EXERCISE DETAILS => Scan the records and identify every line in which the string "Parameter" occurs, then return those lines.

Figure collection entries =>
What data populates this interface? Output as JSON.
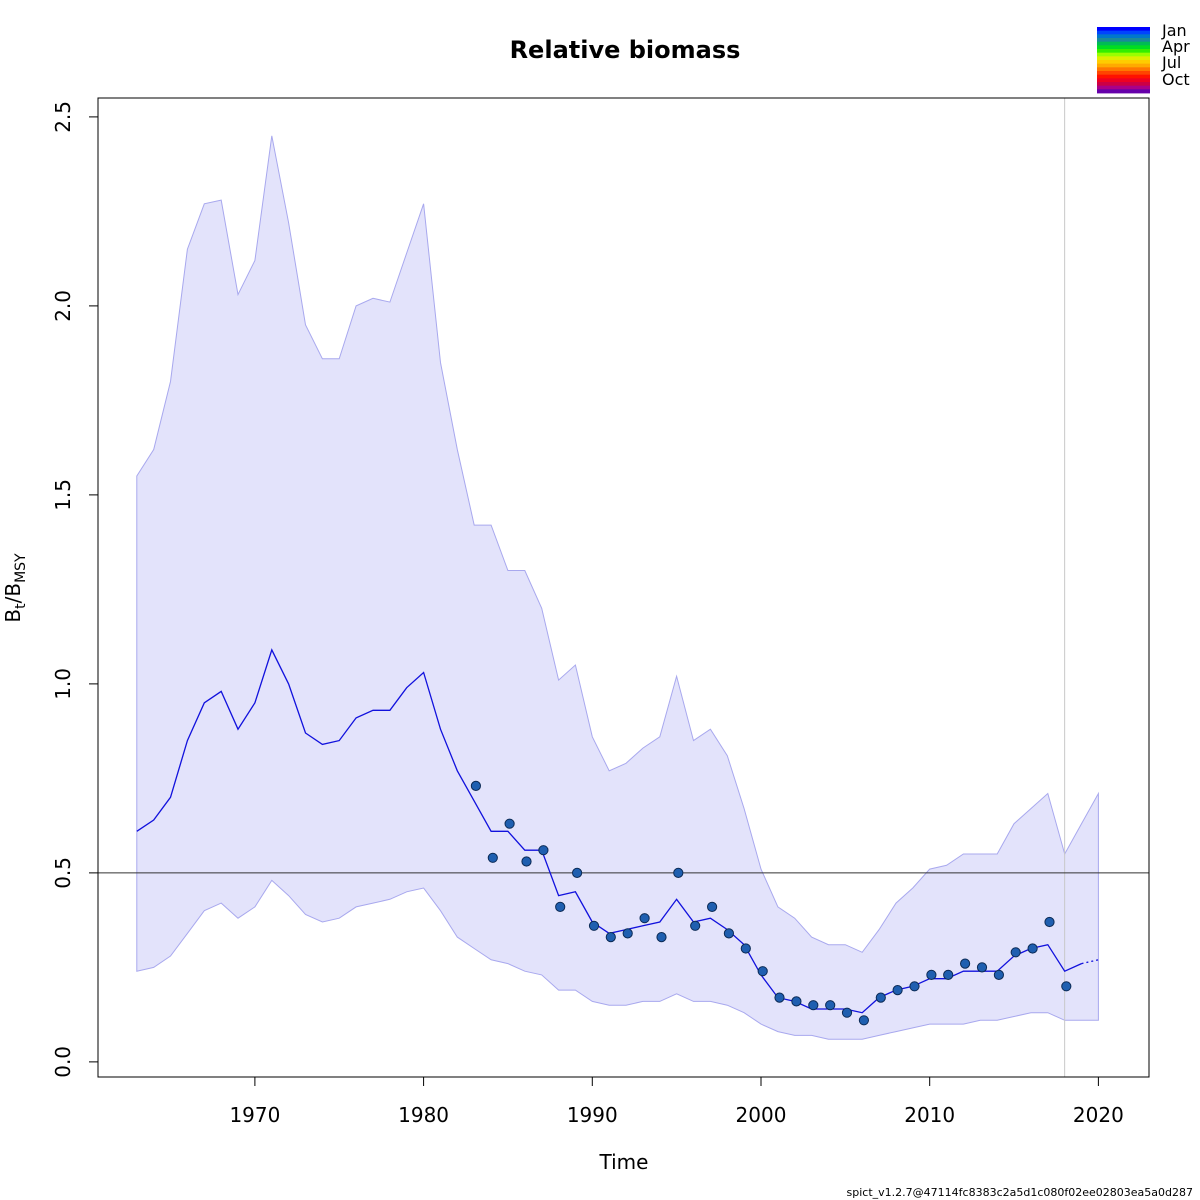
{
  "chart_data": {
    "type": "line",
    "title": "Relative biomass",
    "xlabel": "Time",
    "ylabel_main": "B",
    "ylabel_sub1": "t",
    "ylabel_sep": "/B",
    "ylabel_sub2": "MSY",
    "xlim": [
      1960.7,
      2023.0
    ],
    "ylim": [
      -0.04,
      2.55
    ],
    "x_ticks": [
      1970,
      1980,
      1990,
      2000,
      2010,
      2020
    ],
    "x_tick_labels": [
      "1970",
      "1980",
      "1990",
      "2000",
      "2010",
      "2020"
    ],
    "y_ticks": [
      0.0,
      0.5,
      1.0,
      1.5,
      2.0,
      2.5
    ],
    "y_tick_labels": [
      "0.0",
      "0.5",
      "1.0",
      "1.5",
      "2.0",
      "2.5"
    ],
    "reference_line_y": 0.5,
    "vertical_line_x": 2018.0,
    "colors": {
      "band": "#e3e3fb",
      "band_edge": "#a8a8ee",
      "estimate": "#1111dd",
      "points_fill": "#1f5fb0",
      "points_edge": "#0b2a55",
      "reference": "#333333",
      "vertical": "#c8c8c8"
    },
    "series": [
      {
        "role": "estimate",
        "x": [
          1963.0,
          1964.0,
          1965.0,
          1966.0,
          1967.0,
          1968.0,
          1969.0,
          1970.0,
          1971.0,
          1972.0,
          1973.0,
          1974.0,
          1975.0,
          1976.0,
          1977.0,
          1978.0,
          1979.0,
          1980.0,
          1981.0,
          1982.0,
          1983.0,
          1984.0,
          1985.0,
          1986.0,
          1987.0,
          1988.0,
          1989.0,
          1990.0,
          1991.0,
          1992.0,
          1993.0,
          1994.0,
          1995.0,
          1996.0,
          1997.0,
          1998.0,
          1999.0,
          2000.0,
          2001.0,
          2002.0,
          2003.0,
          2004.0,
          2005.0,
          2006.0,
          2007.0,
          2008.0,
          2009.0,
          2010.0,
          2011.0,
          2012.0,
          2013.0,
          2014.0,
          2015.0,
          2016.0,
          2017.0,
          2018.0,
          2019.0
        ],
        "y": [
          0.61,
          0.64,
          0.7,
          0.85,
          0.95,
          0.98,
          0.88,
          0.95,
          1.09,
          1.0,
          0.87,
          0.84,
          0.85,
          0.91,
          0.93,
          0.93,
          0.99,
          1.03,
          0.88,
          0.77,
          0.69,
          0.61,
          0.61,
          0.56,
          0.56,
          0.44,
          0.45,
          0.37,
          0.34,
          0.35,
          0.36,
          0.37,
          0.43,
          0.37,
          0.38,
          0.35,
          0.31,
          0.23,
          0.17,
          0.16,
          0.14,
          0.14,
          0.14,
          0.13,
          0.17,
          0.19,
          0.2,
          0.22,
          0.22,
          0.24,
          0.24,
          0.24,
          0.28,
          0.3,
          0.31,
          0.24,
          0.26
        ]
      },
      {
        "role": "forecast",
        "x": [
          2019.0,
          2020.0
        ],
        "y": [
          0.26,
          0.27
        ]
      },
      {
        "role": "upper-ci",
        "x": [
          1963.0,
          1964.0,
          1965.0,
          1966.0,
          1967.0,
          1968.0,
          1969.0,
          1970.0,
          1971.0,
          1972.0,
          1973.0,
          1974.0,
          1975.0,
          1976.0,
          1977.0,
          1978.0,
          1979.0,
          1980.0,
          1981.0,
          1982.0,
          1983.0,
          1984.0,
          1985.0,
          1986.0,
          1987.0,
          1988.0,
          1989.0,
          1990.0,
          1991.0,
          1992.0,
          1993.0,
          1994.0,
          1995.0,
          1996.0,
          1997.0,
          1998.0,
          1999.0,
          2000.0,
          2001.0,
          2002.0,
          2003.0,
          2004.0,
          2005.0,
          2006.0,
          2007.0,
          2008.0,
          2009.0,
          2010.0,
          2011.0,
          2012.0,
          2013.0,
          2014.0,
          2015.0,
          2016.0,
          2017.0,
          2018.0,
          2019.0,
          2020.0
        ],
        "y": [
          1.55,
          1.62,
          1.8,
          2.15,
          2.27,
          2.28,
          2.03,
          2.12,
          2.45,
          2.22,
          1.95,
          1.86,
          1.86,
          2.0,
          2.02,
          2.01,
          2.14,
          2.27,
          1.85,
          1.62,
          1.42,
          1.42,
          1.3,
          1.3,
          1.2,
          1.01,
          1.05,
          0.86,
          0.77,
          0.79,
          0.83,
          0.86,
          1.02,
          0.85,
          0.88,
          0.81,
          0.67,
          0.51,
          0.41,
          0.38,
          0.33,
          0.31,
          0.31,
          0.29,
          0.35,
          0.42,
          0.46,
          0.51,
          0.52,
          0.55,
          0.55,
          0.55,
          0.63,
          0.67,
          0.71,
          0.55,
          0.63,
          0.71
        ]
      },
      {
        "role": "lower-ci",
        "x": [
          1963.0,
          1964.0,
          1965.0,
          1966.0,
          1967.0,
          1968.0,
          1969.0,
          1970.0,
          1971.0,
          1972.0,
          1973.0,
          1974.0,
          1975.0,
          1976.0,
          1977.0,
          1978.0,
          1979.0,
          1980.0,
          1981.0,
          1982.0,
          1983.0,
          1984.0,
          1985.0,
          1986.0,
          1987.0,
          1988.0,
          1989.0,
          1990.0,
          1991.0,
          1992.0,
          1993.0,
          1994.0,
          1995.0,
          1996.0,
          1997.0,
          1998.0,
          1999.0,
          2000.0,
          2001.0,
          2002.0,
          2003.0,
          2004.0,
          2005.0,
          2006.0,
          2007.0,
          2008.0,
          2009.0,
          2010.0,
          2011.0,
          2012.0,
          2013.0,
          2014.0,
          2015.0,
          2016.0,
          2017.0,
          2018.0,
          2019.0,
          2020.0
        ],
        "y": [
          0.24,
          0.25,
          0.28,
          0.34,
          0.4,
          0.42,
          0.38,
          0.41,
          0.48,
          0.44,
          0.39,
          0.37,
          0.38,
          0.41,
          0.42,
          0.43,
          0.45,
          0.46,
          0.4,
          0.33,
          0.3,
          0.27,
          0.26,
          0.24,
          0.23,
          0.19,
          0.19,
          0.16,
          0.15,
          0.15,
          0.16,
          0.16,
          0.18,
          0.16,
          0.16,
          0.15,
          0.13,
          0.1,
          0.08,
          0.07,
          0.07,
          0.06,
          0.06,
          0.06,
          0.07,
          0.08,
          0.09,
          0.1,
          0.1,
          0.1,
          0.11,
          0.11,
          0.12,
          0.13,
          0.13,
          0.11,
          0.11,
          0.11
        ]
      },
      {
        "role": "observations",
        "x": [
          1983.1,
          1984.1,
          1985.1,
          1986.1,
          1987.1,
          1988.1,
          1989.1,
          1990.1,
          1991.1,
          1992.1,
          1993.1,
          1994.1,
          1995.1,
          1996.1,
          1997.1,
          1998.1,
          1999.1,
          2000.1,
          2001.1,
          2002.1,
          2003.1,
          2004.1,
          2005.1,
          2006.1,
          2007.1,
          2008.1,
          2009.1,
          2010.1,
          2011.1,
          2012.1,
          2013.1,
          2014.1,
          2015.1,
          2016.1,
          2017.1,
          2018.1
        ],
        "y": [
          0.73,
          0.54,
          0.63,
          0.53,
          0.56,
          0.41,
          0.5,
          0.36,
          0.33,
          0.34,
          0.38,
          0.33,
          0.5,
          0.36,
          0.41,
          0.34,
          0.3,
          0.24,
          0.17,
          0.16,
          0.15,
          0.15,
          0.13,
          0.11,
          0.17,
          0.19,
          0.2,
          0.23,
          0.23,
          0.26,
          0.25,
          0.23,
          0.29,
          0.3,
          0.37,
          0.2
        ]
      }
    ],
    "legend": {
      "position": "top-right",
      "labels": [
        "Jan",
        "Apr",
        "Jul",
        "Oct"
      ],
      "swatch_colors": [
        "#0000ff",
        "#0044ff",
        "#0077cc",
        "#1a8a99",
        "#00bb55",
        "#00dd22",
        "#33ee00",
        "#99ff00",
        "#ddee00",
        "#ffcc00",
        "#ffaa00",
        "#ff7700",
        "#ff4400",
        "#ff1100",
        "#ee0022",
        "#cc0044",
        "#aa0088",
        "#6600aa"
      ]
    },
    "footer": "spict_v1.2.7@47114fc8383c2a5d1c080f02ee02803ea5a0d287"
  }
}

--

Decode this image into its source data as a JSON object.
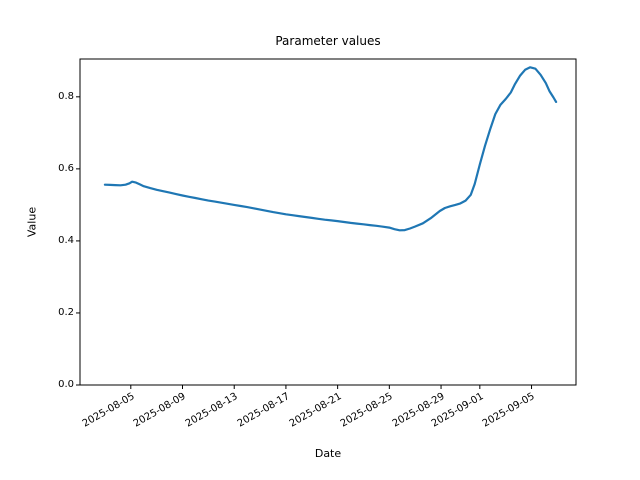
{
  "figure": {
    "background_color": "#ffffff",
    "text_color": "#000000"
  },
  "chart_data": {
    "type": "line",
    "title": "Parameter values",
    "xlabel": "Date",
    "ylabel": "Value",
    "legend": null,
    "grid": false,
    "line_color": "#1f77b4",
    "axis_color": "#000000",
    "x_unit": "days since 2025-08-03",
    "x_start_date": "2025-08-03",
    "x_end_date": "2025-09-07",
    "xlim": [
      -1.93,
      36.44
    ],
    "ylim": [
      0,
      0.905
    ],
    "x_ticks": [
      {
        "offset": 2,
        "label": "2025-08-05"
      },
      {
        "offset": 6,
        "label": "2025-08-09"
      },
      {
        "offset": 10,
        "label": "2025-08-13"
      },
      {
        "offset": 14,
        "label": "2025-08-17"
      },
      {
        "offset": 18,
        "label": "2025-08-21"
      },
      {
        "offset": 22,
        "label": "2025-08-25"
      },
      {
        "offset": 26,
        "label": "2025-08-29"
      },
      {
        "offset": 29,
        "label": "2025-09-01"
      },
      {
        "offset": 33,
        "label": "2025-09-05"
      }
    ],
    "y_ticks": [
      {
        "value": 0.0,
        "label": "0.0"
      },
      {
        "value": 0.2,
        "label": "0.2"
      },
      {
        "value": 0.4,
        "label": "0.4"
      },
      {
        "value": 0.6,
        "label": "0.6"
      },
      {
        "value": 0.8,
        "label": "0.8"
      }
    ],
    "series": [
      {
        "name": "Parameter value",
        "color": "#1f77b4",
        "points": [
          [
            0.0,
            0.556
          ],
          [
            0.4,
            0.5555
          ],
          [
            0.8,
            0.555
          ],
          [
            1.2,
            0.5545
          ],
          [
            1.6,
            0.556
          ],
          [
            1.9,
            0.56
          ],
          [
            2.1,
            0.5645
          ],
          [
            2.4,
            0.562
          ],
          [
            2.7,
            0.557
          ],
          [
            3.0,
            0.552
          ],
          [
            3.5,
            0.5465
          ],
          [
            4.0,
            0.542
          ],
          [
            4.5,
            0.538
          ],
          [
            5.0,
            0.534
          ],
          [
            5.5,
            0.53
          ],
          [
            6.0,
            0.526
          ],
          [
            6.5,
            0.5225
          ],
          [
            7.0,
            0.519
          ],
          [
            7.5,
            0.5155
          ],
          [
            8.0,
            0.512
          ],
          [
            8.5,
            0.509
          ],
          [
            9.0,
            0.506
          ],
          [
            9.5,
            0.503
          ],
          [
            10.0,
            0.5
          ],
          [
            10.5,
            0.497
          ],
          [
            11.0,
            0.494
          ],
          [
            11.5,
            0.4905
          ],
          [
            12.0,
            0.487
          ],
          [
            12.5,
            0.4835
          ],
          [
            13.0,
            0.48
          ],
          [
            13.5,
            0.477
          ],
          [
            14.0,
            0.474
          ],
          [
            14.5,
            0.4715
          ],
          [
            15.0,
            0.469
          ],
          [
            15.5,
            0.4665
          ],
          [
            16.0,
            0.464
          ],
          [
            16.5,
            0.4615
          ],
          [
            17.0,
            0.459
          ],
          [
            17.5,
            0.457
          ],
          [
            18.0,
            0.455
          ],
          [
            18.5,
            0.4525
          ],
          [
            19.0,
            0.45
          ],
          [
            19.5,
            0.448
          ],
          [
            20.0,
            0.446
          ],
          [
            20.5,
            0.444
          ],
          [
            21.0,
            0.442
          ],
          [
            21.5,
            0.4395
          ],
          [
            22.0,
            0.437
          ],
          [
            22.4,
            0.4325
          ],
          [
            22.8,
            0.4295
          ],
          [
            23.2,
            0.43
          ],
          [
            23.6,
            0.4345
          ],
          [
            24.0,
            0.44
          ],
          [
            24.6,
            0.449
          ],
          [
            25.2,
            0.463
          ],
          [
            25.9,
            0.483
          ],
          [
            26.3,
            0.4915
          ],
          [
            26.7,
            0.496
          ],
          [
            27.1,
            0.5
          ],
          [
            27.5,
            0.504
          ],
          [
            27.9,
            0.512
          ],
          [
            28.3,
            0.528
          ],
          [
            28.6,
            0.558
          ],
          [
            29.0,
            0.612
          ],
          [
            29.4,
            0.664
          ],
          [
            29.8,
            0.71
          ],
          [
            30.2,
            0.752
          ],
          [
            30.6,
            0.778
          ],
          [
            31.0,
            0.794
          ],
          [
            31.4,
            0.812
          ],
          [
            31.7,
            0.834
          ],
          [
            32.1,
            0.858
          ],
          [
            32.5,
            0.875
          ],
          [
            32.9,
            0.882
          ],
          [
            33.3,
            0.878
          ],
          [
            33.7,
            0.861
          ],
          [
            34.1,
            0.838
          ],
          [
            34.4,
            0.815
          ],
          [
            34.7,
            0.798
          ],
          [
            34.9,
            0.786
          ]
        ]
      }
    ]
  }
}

WRITTEN SOLUTION =>
    "title": "Parameter values",
        "name": "Parameter value",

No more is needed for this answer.